§ **Given problem**: Skip any picture you find and retype all the remaining lines exactly.

§ **Given data**:
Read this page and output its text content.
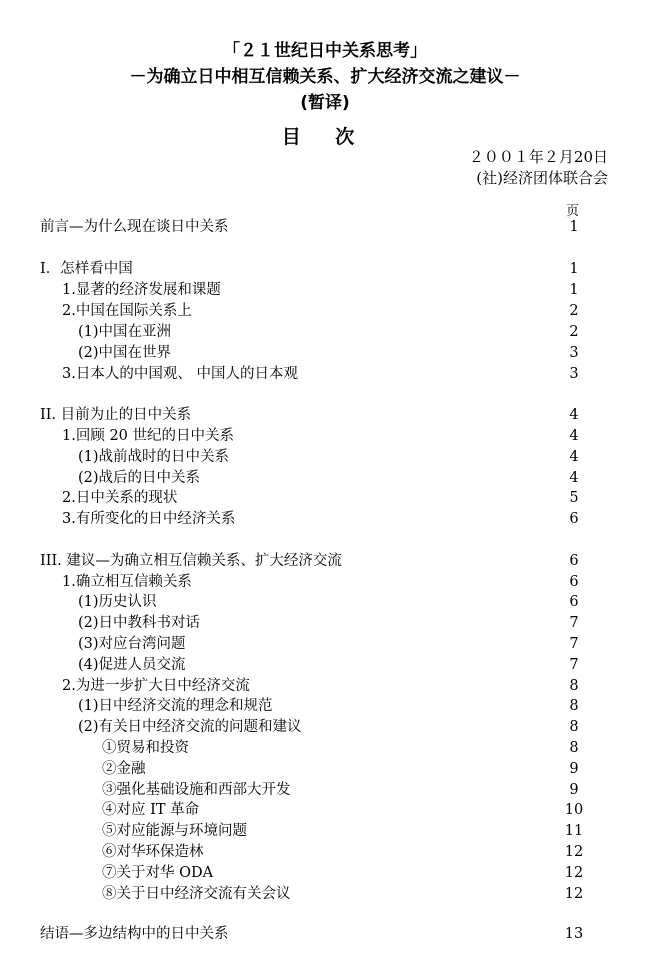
「２１世纪日中关系思考」
－为确立日中相互信赖关系、扩大经济交流之建议－
(暂译)
目 次
２００１年２月20日
(社)经济团体联合会
页
前言—为什么现在谈日中关系	1
Ⅰ．怎样看中国	1
1.显著的经济发展和课题	1
2.中国在国际关系上	2
(1)中国在亚洲	2
(2)中国在世界	3
3.日本人的中国观、 中国人的日本观	3
II. 目前为止的日中关系	4
1.回顾 20 世纪的日中关系	4
(1)战前战时的日中关系	4
(2)战后的日中关系	4
2.日中关系的现状	5
3.有所变化的日中经济关系	6
III. 建议—为确立相互信赖关系、扩大经济交流	6
1.确立相互信赖关系	6
(1)历史认识	6
(2)日中教科书对话	7
(3)对应台湾问题	7
(4)促进人员交流	7
2.为进一步扩大日中经济交流	8
(1)日中经济交流的理念和规范	8
(2)有关日中经济交流的问题和建议	8
①贸易和投资	8
②金融	9
③强化基础设施和西部大开发	9
④对应 IT 革命	10
⑤对应能源与环境问题	11
⑥对华环保造林	12
⑦关于对华 ODA	12
⑧关于日中经济交流有关会议	12
结语—多边结构中的日中关系	13
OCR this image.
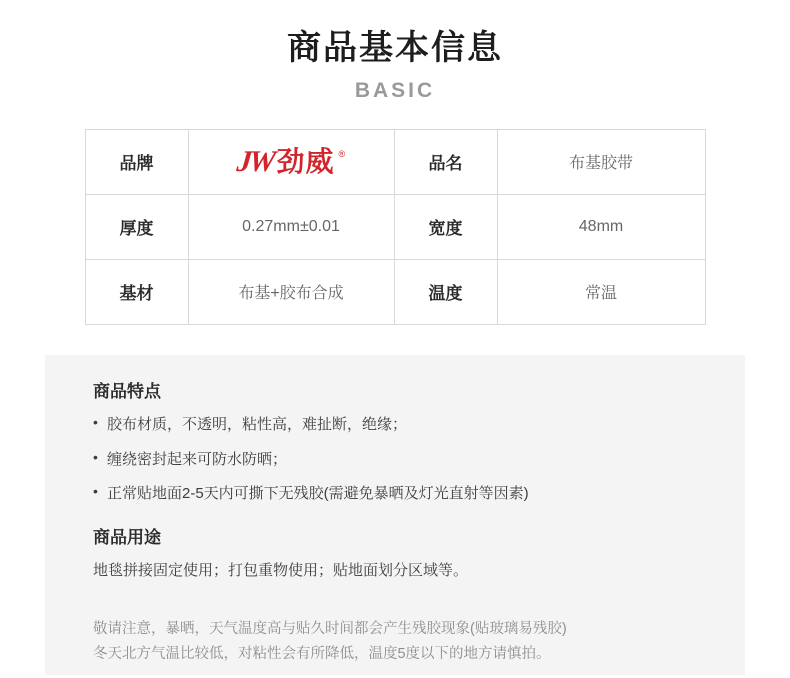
商品基本信息
BASIC
品牌	JW 劲威 ®	品名	布基胶带
厚度	0.27mm±0.01	宽度	48mm
基材	布基+胶布合成	温度	常温
商品特点
• 胶布材质，不透明，粘性高，难扯断，绝缘；
• 缠绕密封起来可防水防晒；
• 正常贴地面2-5天内可撕下无残胶(需避免暴晒及灯光直射等因素)
商品用途

地毯拼接固定使用；打包重物使用；贴地面划分区域等。

敬请注意，暴晒，天气温度高与贴久时间都会产生残胶现象(贴玻璃易残胶)
冬天北方气温比较低，对粘性会有所降低，温度5度以下的地方请慎拍。
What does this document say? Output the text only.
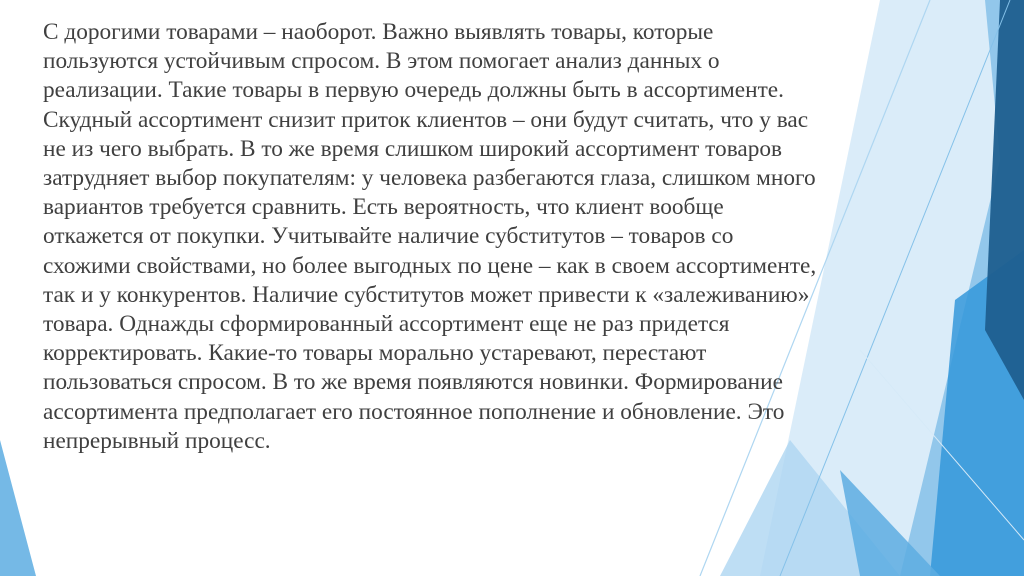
С дорогими товарами – наоборот. Важно выявлять товары, которые
пользуются устойчивым спросом. В этом помогает анализ данных о
реализации. Такие товары в первую очередь должны быть в ассортименте.
Скудный ассортимент снизит приток клиентов – они будут считать, что у вас
не из чего выбрать. В то же время слишком широкий ассортимент товаров
затрудняет выбор покупателям: у человека разбегаются глаза, слишком много
вариантов требуется сравнить. Есть вероятность, что клиент вообще
откажется от покупки. Учитывайте наличие субститутов – товаров со
схожими свойствами, но более выгодных по цене – как в своем ассортименте,
так и у конкурентов. Наличие субститутов может привести к «залеживанию»
товара. Однажды сформированный ассортимент еще не раз придется
корректировать. Какие-то товары морально устаревают, перестают
пользоваться спросом. В то же время появляются новинки. Формирование
ассортимента предполагает его постоянное пополнение и обновление. Это
непрерывный процесс.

§ **Solution**:
Read this page and output its text content.
「２１世纪日中关系思考」
－为确立日中相互信赖关系、扩大经济交流之建议－
(暂译)
目 次
２００１年２月20日
(社)经济团体联合会
页
前言—为什么现在谈日中关系	1
Ⅰ．怎样看中国	1
1.显著的经济发展和课题	1
2.中国在国际关系上	2
(1)中国在亚洲	2
(2)中国在世界	3
3.日本人的中国观、 中国人的日本观	3
II. 目前为止的日中关系	4
1.回顾 20 世纪的日中关系	4
(1)战前战时的日中关系	4
(2)战后的日中关系	4
2.日中关系的现状	5
3.有所变化的日中经济关系	6
III. 建议—为确立相互信赖关系、扩大经济交流	6
1.确立相互信赖关系	6
(1)历史认识	6
(2)日中教科书对话	7
(3)对应台湾问题	7
(4)促进人员交流	7
2.为进一步扩大日中经济交流	8
(1)日中经济交流的理念和规范	8
(2)有关日中经济交流的问题和建议	8
①贸易和投资	8
②金融	9
③强化基础设施和西部大开发	9
④对应 IT 革命	10
⑤对应能源与环境问题	11
⑥对华环保造林	12
⑦关于对华 ODA	12
⑧关于日中经济交流有关会议	12
结语—多边结构中的日中关系	13
OCR this image.
商品基本信息
BASIC
品牌	JW 劲威 ®	品名	布基胶带
厚度	0.27mm±0.01	宽度	48mm
基材	布基+胶布合成	温度	常温
商品特点
• 胶布材质，不透明，粘性高，难扯断，绝缘；
• 缠绕密封起来可防水防晒；
• 正常贴地面2-5天内可撕下无残胶(需避免暴晒及灯光直射等因素)
商品用途

地毯拼接固定使用；打包重物使用；贴地面划分区域等。

敬请注意，暴晒，天气温度高与贴久时间都会产生残胶现象(贴玻璃易残胶)
冬天北方气温比较低，对粘性会有所降低，温度5度以下的地方请慎拍。
What does this document say? Output the text only.
С дорогими товарами – наоборот. Важно выявлять товары, которые
пользуются устойчивым спросом. В этом помогает анализ данных о
реализации. Такие товары в первую очередь должны быть в ассортименте.
Скудный ассортимент снизит приток клиентов – они будут считать, что у вас
не из чего выбрать. В то же время слишком широкий ассортимент товаров
затрудняет выбор покупателям: у человека разбегаются глаза, слишком много
вариантов требуется сравнить. Есть вероятность, что клиент вообще
откажется от покупки. Учитывайте наличие субститутов – товаров со
схожими свойствами, но более выгодных по цене – как в своем ассортименте,
так и у конкурентов. Наличие субститутов может привести к «залеживанию»
товара. Однажды сформированный ассортимент еще не раз придется
корректировать. Какие-то товары морально устаревают, перестают
пользоваться спросом. В то же время появляются новинки. Формирование
ассортимента предполагает его постоянное пополнение и обновление. Это
непрерывный процесс.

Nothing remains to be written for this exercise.